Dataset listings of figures
------------------------------
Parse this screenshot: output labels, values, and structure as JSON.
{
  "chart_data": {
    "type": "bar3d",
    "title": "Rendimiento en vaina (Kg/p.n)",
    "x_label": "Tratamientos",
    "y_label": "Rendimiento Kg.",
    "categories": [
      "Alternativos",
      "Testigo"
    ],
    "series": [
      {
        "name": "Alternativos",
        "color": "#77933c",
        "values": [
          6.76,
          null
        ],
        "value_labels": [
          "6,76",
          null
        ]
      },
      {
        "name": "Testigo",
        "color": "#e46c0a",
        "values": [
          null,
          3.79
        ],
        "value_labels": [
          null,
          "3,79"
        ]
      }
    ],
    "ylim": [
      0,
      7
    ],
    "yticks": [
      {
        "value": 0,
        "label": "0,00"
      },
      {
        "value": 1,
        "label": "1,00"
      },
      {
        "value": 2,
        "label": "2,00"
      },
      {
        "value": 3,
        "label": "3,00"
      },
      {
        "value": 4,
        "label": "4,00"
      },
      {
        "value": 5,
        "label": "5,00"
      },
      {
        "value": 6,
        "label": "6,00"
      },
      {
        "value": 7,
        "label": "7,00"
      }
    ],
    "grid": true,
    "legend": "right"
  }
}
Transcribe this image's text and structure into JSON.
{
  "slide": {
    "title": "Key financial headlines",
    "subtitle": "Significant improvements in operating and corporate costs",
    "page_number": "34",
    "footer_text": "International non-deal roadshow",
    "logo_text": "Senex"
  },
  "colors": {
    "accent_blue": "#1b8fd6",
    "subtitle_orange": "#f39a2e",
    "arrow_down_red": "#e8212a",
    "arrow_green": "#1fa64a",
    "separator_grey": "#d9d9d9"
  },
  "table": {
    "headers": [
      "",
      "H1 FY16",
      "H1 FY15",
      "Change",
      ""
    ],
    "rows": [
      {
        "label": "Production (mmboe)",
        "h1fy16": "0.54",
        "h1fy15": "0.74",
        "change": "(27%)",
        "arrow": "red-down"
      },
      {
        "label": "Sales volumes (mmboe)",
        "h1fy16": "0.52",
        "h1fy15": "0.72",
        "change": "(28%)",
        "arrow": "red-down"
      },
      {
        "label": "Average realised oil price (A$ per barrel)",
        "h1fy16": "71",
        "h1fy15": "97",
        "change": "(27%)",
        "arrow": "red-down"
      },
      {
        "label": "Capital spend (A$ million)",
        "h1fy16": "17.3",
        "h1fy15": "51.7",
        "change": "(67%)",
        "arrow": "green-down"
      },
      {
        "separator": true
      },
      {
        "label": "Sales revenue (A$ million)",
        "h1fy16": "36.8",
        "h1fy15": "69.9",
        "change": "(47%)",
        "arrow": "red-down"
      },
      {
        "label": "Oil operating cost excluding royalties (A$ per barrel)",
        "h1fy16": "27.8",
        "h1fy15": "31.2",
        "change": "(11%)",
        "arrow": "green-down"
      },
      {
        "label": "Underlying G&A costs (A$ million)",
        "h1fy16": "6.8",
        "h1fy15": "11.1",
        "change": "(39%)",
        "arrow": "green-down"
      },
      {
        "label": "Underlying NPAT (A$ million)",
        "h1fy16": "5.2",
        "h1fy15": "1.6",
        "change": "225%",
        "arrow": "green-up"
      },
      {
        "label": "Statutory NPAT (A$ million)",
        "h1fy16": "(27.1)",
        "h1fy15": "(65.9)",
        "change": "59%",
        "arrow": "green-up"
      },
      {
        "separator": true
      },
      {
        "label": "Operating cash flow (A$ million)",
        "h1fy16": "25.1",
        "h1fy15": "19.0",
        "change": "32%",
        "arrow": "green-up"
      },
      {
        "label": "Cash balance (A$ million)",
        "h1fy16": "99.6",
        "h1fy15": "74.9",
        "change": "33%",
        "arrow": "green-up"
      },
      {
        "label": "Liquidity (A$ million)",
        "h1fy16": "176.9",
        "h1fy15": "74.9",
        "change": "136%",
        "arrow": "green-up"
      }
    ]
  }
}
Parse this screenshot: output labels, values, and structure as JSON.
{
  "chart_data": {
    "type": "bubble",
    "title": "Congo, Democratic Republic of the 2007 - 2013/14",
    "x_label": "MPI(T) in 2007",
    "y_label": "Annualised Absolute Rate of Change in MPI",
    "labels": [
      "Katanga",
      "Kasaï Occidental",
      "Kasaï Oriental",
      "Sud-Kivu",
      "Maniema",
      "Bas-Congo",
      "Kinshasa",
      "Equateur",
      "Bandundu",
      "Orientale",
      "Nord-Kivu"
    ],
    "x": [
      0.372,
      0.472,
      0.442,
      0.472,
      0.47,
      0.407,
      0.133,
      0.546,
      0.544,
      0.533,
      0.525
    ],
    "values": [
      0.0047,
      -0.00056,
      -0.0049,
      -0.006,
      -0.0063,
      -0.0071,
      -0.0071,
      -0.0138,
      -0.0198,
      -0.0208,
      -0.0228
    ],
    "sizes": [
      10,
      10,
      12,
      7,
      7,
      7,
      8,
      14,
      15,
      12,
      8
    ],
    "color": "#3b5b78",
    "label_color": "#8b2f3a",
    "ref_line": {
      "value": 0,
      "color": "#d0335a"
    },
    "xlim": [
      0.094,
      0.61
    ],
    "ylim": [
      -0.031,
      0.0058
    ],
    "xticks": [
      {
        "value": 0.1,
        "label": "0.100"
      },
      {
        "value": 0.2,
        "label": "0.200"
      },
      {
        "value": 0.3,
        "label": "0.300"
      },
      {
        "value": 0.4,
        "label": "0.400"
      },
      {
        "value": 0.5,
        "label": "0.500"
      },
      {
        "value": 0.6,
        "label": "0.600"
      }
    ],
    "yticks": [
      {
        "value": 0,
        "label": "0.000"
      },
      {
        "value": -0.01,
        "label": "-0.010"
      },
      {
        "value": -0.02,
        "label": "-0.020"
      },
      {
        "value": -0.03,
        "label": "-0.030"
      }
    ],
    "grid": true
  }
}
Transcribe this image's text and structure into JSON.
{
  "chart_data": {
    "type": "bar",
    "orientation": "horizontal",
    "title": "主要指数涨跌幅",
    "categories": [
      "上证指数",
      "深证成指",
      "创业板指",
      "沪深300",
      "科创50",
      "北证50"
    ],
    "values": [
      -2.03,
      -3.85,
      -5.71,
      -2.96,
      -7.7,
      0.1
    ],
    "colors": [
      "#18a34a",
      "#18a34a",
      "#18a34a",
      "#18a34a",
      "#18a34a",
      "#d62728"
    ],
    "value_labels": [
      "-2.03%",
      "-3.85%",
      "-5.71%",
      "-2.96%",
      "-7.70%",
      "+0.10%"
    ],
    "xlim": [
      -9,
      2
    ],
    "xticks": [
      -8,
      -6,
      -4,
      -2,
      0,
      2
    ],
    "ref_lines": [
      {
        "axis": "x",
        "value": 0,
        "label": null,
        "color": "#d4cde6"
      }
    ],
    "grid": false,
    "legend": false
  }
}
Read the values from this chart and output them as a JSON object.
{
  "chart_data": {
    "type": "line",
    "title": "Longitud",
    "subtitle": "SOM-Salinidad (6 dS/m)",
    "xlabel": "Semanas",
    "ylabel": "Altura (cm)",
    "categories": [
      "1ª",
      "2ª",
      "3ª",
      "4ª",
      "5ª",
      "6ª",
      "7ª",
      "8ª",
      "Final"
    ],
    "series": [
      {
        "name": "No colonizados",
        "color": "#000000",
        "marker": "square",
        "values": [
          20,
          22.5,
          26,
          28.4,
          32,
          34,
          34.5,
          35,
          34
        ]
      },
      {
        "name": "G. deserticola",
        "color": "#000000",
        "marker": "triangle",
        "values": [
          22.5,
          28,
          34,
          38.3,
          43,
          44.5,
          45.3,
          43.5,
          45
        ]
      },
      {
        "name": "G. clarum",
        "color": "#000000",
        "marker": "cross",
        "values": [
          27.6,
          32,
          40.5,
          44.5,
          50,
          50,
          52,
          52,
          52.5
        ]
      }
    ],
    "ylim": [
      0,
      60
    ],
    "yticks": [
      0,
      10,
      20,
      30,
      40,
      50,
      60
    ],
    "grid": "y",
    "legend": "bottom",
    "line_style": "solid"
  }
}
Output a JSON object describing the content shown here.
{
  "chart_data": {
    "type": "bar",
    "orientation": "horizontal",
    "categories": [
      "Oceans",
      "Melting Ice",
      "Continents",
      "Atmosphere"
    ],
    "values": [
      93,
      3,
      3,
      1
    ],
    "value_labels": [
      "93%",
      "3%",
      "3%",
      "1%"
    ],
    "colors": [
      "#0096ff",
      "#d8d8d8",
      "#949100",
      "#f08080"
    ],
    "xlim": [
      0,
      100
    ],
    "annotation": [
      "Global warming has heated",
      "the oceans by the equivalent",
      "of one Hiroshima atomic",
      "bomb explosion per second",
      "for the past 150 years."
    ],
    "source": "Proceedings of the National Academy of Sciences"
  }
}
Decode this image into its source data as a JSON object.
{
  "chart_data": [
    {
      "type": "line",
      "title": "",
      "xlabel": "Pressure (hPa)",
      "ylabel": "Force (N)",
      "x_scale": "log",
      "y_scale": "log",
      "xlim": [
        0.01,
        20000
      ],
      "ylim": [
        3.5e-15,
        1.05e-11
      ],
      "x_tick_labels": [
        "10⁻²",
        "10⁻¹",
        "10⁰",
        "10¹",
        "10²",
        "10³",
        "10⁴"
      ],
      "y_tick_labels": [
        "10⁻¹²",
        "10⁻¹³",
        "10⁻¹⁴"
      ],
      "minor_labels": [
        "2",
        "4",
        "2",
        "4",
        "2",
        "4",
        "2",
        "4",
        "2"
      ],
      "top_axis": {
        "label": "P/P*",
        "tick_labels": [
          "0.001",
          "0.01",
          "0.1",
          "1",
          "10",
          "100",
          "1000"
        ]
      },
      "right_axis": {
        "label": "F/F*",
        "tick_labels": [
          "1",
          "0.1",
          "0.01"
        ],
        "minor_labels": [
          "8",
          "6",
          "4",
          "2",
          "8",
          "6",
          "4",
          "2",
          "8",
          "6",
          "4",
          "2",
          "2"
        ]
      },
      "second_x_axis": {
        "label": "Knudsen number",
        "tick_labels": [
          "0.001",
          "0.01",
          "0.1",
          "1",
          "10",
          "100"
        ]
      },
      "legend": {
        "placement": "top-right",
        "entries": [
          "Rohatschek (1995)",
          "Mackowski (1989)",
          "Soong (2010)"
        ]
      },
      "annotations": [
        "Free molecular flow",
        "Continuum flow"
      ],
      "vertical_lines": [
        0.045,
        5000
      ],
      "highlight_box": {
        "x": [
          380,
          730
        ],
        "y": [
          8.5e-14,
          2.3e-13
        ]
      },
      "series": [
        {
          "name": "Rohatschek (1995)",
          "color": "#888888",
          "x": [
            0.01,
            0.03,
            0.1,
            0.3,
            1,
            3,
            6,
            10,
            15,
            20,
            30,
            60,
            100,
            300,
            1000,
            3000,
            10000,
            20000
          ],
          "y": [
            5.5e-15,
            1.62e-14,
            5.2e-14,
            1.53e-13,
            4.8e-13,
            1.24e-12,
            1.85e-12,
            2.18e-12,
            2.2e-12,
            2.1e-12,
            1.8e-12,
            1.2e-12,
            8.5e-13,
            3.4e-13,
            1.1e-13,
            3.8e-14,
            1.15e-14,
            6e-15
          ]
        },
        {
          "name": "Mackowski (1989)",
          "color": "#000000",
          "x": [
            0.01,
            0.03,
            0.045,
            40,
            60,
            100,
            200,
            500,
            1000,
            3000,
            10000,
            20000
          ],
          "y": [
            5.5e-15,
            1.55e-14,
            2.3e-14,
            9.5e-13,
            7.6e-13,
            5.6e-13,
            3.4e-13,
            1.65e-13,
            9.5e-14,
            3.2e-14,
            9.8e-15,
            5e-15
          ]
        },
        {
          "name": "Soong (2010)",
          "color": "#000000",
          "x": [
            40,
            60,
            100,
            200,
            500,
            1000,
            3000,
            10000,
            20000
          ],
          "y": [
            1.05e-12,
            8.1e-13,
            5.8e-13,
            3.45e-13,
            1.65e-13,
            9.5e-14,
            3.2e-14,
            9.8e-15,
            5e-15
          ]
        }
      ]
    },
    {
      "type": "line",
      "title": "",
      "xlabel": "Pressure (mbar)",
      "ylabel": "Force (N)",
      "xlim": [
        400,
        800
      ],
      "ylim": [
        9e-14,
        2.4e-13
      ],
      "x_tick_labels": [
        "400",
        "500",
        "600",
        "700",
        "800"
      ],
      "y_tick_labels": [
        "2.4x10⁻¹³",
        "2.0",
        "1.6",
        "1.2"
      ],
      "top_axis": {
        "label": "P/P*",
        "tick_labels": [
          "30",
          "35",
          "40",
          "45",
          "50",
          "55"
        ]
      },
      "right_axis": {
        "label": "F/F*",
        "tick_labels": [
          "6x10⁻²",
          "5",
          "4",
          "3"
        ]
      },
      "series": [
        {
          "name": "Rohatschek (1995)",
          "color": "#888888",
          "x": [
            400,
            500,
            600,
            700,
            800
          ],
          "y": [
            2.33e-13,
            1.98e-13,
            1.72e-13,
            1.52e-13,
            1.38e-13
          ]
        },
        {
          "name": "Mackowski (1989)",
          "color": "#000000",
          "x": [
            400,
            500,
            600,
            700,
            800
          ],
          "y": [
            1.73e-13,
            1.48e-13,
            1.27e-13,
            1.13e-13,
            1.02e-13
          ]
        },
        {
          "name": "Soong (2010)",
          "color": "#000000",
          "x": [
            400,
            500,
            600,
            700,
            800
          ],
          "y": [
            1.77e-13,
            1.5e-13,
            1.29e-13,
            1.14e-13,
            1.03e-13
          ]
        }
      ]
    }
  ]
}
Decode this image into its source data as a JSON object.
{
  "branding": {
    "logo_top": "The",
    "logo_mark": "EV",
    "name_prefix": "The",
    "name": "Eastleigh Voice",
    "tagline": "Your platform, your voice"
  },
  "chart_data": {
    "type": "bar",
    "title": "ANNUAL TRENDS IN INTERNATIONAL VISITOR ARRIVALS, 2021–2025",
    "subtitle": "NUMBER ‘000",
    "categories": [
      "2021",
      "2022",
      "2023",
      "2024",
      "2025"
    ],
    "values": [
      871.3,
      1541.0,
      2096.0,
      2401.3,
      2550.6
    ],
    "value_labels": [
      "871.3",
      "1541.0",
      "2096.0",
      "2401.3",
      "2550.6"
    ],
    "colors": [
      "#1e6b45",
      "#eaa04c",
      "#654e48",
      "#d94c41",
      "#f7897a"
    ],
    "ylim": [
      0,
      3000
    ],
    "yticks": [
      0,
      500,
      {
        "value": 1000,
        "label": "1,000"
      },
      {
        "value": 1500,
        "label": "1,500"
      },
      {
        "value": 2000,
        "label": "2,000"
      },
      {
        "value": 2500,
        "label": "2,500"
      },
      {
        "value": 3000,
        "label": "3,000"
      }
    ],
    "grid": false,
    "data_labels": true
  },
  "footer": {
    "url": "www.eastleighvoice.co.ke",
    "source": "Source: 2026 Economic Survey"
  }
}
------------------------------
Problem: Collect from the data above every line that includes "barrel".

Answer:
        "label": "Average realised oil price (A$ per barrel)",
        "label": "Oil operating cost excluding royalties (A$ per barrel)",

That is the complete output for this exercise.